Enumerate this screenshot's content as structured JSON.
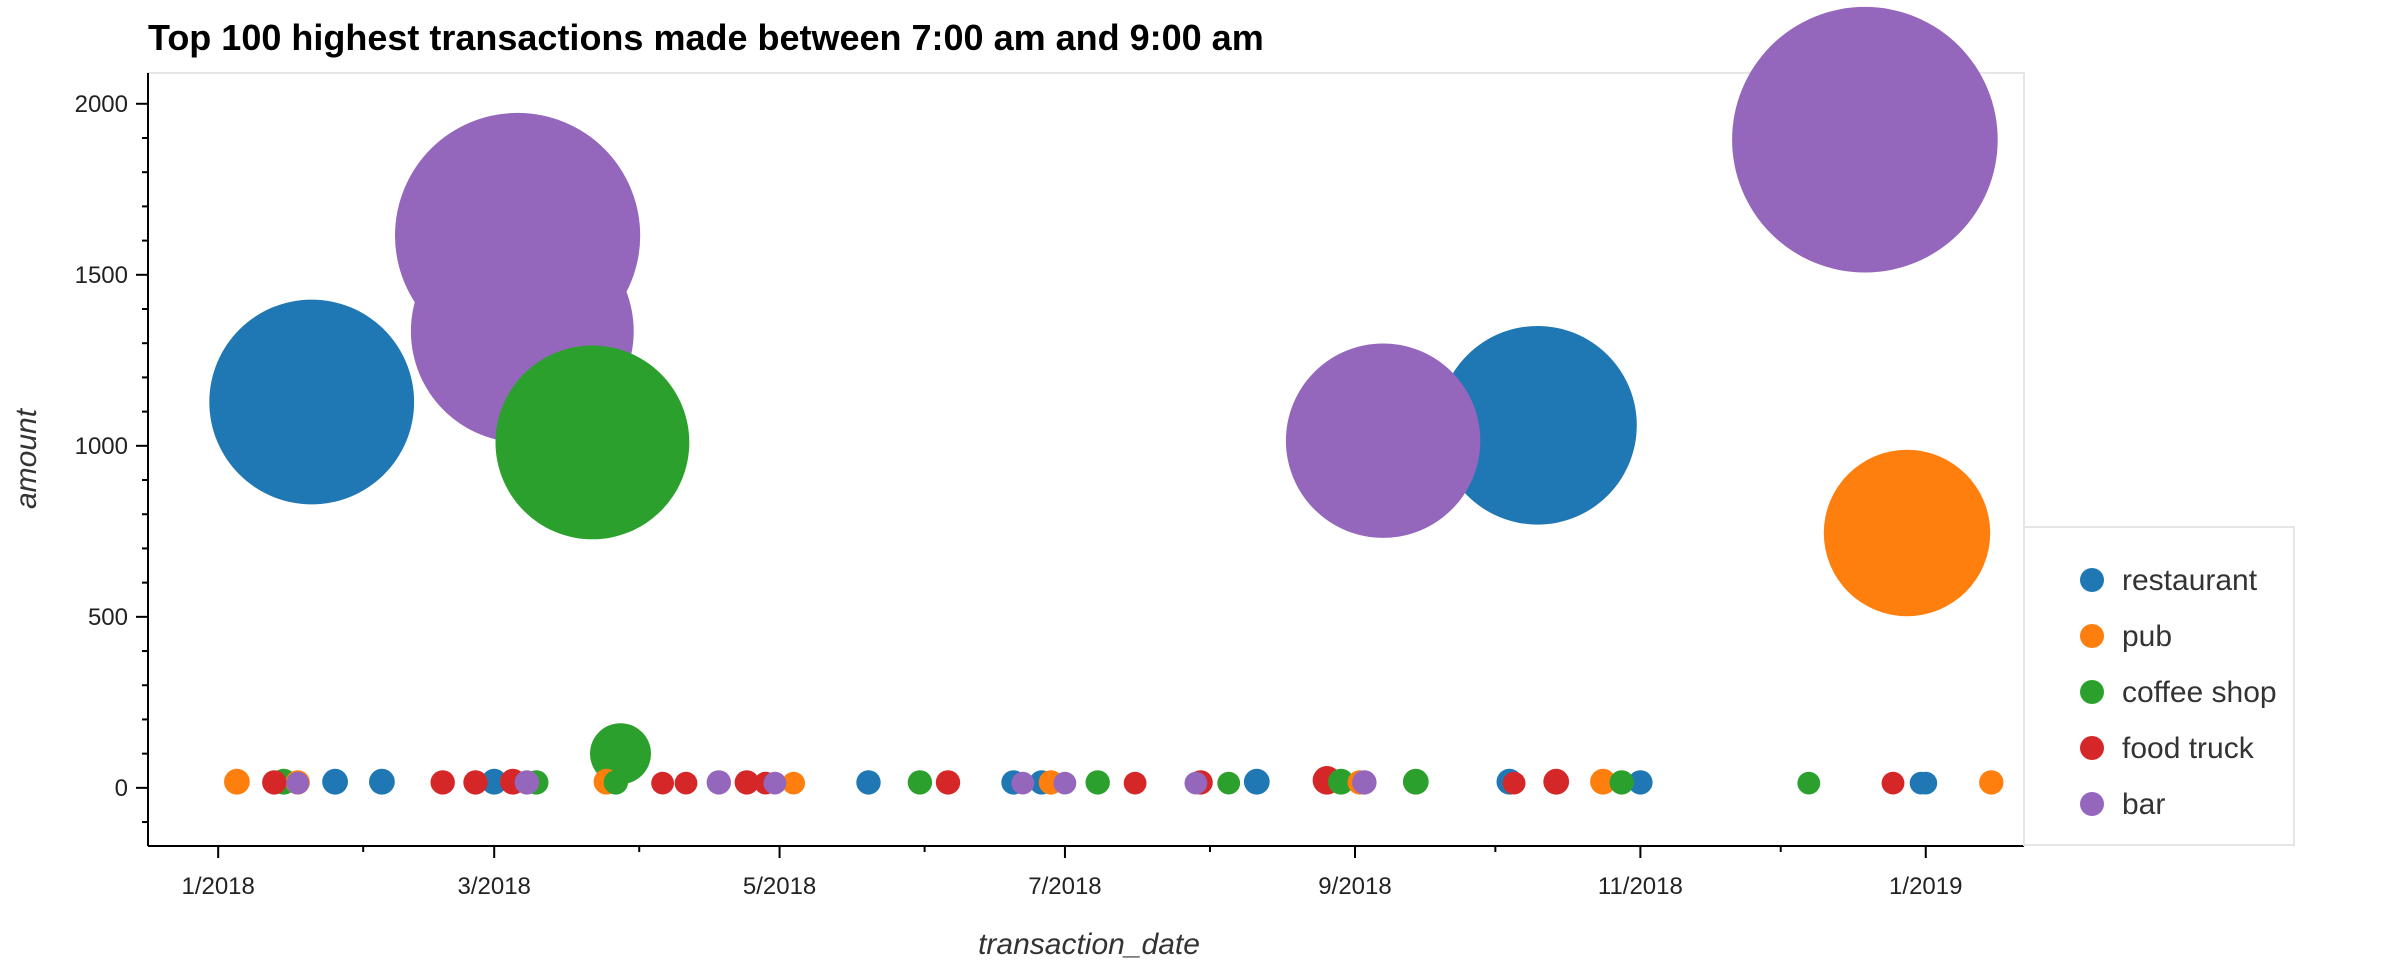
{
  "chart_data": {
    "type": "scatter",
    "title": "Top 100 highest transactions made between 7:00 am and 9:00 am",
    "xlabel": "transaction_date",
    "ylabel": "amount",
    "xlim": [
      "2017-12-17",
      "2019-01-22"
    ],
    "ylim": [
      -170,
      2090
    ],
    "x_ticks": [
      {
        "date": "2018-01-01",
        "label": "1/2018"
      },
      {
        "date": "2018-03-01",
        "label": "3/2018"
      },
      {
        "date": "2018-05-01",
        "label": "5/2018"
      },
      {
        "date": "2018-07-01",
        "label": "7/2018"
      },
      {
        "date": "2018-09-01",
        "label": "9/2018"
      },
      {
        "date": "2018-11-01",
        "label": "11/2018"
      },
      {
        "date": "2019-01-01",
        "label": "1/2019"
      }
    ],
    "y_ticks": [
      0,
      500,
      1000,
      1500,
      2000
    ],
    "y_minor_step": 100,
    "marker_size": "proportional to amount",
    "legend_position": "right",
    "grid": false,
    "series": [
      {
        "name": "restaurant",
        "color": "#1f77b4",
        "points": [
          {
            "x": "2018-01-21",
            "y": 1128
          },
          {
            "x": "2018-10-10",
            "y": 1060
          },
          {
            "x": "2018-01-26",
            "y": 18
          },
          {
            "x": "2018-02-05",
            "y": 18
          },
          {
            "x": "2018-03-01",
            "y": 18
          },
          {
            "x": "2018-05-20",
            "y": 16
          },
          {
            "x": "2018-06-20",
            "y": 16
          },
          {
            "x": "2018-06-26",
            "y": 16
          },
          {
            "x": "2018-08-11",
            "y": 18
          },
          {
            "x": "2018-10-04",
            "y": 18
          },
          {
            "x": "2018-11-01",
            "y": 16
          },
          {
            "x": "2018-12-31",
            "y": 14
          },
          {
            "x": "2019-01-01",
            "y": 14
          }
        ]
      },
      {
        "name": "pub",
        "color": "#ff7f0e",
        "points": [
          {
            "x": "2018-12-28",
            "y": 745
          },
          {
            "x": "2018-01-05",
            "y": 18
          },
          {
            "x": "2018-01-18",
            "y": 16
          },
          {
            "x": "2018-03-25",
            "y": 18
          },
          {
            "x": "2018-05-04",
            "y": 14
          },
          {
            "x": "2018-06-28",
            "y": 16
          },
          {
            "x": "2018-09-02",
            "y": 16
          },
          {
            "x": "2018-10-24",
            "y": 18
          },
          {
            "x": "2019-01-15",
            "y": 16
          }
        ]
      },
      {
        "name": "coffee shop",
        "color": "#2ca02c",
        "points": [
          {
            "x": "2018-03-22",
            "y": 1010
          },
          {
            "x": "2018-03-28",
            "y": 100
          },
          {
            "x": "2018-01-15",
            "y": 18
          },
          {
            "x": "2018-03-10",
            "y": 16
          },
          {
            "x": "2018-03-27",
            "y": 16
          },
          {
            "x": "2018-05-31",
            "y": 16
          },
          {
            "x": "2018-07-08",
            "y": 16
          },
          {
            "x": "2018-08-05",
            "y": 14
          },
          {
            "x": "2018-08-29",
            "y": 18
          },
          {
            "x": "2018-09-14",
            "y": 18
          },
          {
            "x": "2018-10-28",
            "y": 16
          },
          {
            "x": "2018-12-07",
            "y": 14
          }
        ]
      },
      {
        "name": "food truck",
        "color": "#d62728",
        "points": [
          {
            "x": "2018-01-13",
            "y": 16
          },
          {
            "x": "2018-02-18",
            "y": 16
          },
          {
            "x": "2018-02-25",
            "y": 16
          },
          {
            "x": "2018-03-05",
            "y": 18
          },
          {
            "x": "2018-04-06",
            "y": 14
          },
          {
            "x": "2018-04-11",
            "y": 14
          },
          {
            "x": "2018-04-24",
            "y": 16
          },
          {
            "x": "2018-04-28",
            "y": 14
          },
          {
            "x": "2018-06-06",
            "y": 16
          },
          {
            "x": "2018-07-16",
            "y": 14
          },
          {
            "x": "2018-07-30",
            "y": 16
          },
          {
            "x": "2018-08-26",
            "y": 22
          },
          {
            "x": "2018-10-05",
            "y": 14
          },
          {
            "x": "2018-10-14",
            "y": 18
          },
          {
            "x": "2018-12-25",
            "y": 14
          }
        ]
      },
      {
        "name": "bar",
        "color": "#9467bd",
        "points": [
          {
            "x": "2018-03-06",
            "y": 1615
          },
          {
            "x": "2018-03-07",
            "y": 1335
          },
          {
            "x": "2018-09-07",
            "y": 1015
          },
          {
            "x": "2018-12-19",
            "y": 1895
          },
          {
            "x": "2018-01-18",
            "y": 14
          },
          {
            "x": "2018-03-08",
            "y": 16
          },
          {
            "x": "2018-04-18",
            "y": 16
          },
          {
            "x": "2018-04-30",
            "y": 14
          },
          {
            "x": "2018-06-22",
            "y": 14
          },
          {
            "x": "2018-07-01",
            "y": 14
          },
          {
            "x": "2018-07-29",
            "y": 14
          },
          {
            "x": "2018-09-03",
            "y": 16
          }
        ]
      }
    ]
  }
}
┄┄┄┄┄┄┄┄┄┄┄┄┄┄┄┄┄┄┄┄
## [Task statement]
Check each line above for the word "name" and copy the ones that have it.

## [Result of this task]
        "name": "restaurant",
        "name": "pub",
        "name": "coffee shop",
        "name": "food truck",
        "name": "bar",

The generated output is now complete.